- TASK OBJECTIVE
Each entry below is to be extracted exactly.

Figure dataset records
— Start —

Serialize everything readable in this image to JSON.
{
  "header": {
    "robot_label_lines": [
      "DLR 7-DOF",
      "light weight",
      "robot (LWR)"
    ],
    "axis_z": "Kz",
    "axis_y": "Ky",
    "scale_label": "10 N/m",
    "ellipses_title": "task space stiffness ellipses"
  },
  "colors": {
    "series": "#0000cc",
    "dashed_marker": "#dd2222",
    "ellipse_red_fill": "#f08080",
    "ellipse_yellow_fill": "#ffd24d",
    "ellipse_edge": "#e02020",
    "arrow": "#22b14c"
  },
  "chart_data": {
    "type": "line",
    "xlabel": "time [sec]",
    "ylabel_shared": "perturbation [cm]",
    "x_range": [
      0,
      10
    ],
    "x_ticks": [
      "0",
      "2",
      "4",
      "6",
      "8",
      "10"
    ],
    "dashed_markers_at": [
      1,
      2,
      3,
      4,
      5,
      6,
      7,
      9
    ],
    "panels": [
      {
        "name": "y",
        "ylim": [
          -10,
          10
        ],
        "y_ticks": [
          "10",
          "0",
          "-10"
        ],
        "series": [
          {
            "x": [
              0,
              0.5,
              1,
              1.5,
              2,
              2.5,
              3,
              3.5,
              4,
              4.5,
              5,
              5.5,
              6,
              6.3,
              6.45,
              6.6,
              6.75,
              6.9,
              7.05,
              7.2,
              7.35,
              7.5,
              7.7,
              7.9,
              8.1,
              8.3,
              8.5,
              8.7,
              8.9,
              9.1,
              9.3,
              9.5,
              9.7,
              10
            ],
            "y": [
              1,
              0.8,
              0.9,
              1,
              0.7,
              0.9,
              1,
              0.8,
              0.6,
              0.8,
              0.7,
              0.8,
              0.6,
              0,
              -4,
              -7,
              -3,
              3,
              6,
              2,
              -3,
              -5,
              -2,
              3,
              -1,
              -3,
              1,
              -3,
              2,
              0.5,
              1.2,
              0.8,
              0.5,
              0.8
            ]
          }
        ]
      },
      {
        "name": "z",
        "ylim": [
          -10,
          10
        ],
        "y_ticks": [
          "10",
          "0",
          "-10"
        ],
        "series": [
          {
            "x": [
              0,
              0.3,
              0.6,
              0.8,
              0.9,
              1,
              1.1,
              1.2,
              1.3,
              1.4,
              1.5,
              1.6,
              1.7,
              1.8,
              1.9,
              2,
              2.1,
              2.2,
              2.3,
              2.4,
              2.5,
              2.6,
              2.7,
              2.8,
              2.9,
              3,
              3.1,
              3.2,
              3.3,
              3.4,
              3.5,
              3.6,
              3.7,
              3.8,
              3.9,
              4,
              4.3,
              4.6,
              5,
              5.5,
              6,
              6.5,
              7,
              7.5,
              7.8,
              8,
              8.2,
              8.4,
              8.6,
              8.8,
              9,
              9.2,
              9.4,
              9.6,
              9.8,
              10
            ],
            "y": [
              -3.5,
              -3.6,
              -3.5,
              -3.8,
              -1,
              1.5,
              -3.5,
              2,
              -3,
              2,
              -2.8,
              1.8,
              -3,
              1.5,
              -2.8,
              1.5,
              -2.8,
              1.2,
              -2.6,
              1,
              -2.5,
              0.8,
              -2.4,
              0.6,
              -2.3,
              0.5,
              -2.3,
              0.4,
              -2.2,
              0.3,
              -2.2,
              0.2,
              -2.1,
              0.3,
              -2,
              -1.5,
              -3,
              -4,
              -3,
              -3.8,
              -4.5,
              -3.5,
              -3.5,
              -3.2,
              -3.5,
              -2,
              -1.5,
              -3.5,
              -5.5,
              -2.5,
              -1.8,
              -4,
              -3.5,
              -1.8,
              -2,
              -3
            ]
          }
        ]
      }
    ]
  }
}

— End —

- TASK RESPONSE
Serialize everything readable in this image to JSON.
{
  "header": {
    "robot_label_lines": [
      "DLR 7-DOF",
      "light weight",
      "robot (LWR)"
    ],
    "axis_z": "Kz",
    "axis_y": "Ky",
    "scale_label": "10 N/m",
    "ellipses_title": "task space stiffness ellipses"
  },
  "colors": {
    "series": "#0000cc",
    "dashed_marker": "#dd2222",
    "ellipse_red_fill": "#f08080",
    "ellipse_yellow_fill": "#ffd24d",
    "ellipse_edge": "#e02020",
    "arrow": "#22b14c"
  },
  "chart_data": {
    "type": "line",
    "xlabel": "time [sec]",
    "ylabel_shared": "perturbation [cm]",
    "x_range": [
      0,
      10
    ],
    "x_ticks": [
      "0",
      "2",
      "4",
      "6",
      "8",
      "10"
    ],
    "dashed_markers_at": [
      1,
      2,
      3,
      4,
      5,
      6,
      7,
      9
    ],
    "panels": [
      {
        "name": "y",
        "ylim": [
          -10,
          10
        ],
        "y_ticks": [
          "10",
          "0",
          "-10"
        ],
        "series": [
          {
            "x": [
              0,
              0.5,
              1,
              1.5,
              2,
              2.5,
              3,
              3.5,
              4,
              4.5,
              5,
              5.5,
              6,
              6.3,
              6.45,
              6.6,
              6.75,
              6.9,
              7.05,
              7.2,
              7.35,
              7.5,
              7.7,
              7.9,
              8.1,
              8.3,
              8.5,
              8.7,
              8.9,
              9.1,
              9.3,
              9.5,
              9.7,
              10
            ],
            "y": [
              1,
              0.8,
              0.9,
              1,
              0.7,
              0.9,
              1,
              0.8,
              0.6,
              0.8,
              0.7,
              0.8,
              0.6,
              0,
              -4,
              -7,
              -3,
              3,
              6,
              2,
              -3,
              -5,
              -2,
              3,
              -1,
              -3,
              1,
              -3,
              2,
              0.5,
              1.2,
              0.8,
              0.5,
              0.8
            ]
          }
        ]
      },
      {
        "name": "z",
        "ylim": [
          -10,
          10
        ],
        "y_ticks": [
          "10",
          "0",
          "-10"
        ],
        "series": [
          {
            "x": [
              0,
              0.3,
              0.6,
              0.8,
              0.9,
              1,
              1.1,
              1.2,
              1.3,
              1.4,
              1.5,
              1.6,
              1.7,
              1.8,
              1.9,
              2,
              2.1,
              2.2,
              2.3,
              2.4,
              2.5,
              2.6,
              2.7,
              2.8,
              2.9,
              3,
              3.1,
              3.2,
              3.3,
              3.4,
              3.5,
              3.6,
              3.7,
              3.8,
              3.9,
              4,
              4.3,
              4.6,
              5,
              5.5,
              6,
              6.5,
              7,
              7.5,
              7.8,
              8,
              8.2,
              8.4,
              8.6,
              8.8,
              9,
              9.2,
              9.4,
              9.6,
              9.8,
              10
            ],
            "y": [
              -3.5,
              -3.6,
              -3.5,
              -3.8,
              -1,
              1.5,
              -3.5,
              2,
              -3,
              2,
              -2.8,
              1.8,
              -3,
              1.5,
              -2.8,
              1.5,
              -2.8,
              1.2,
              -2.6,
              1,
              -2.5,
              0.8,
              -2.4,
              0.6,
              -2.3,
              0.5,
              -2.3,
              0.4,
              -2.2,
              0.3,
              -2.2,
              0.2,
              -2.1,
              0.3,
              -2,
              -1.5,
              -3,
              -4,
              -3,
              -3.8,
              -4.5,
              -3.5,
              -3.5,
              -3.2,
              -3.5,
              -2,
              -1.5,
              -3.5,
              -5.5,
              -2.5,
              -1.8,
              -4,
              -3.5,
              -1.8,
              -2,
              -3
            ]
          }
        ]
      }
    ]
  }
}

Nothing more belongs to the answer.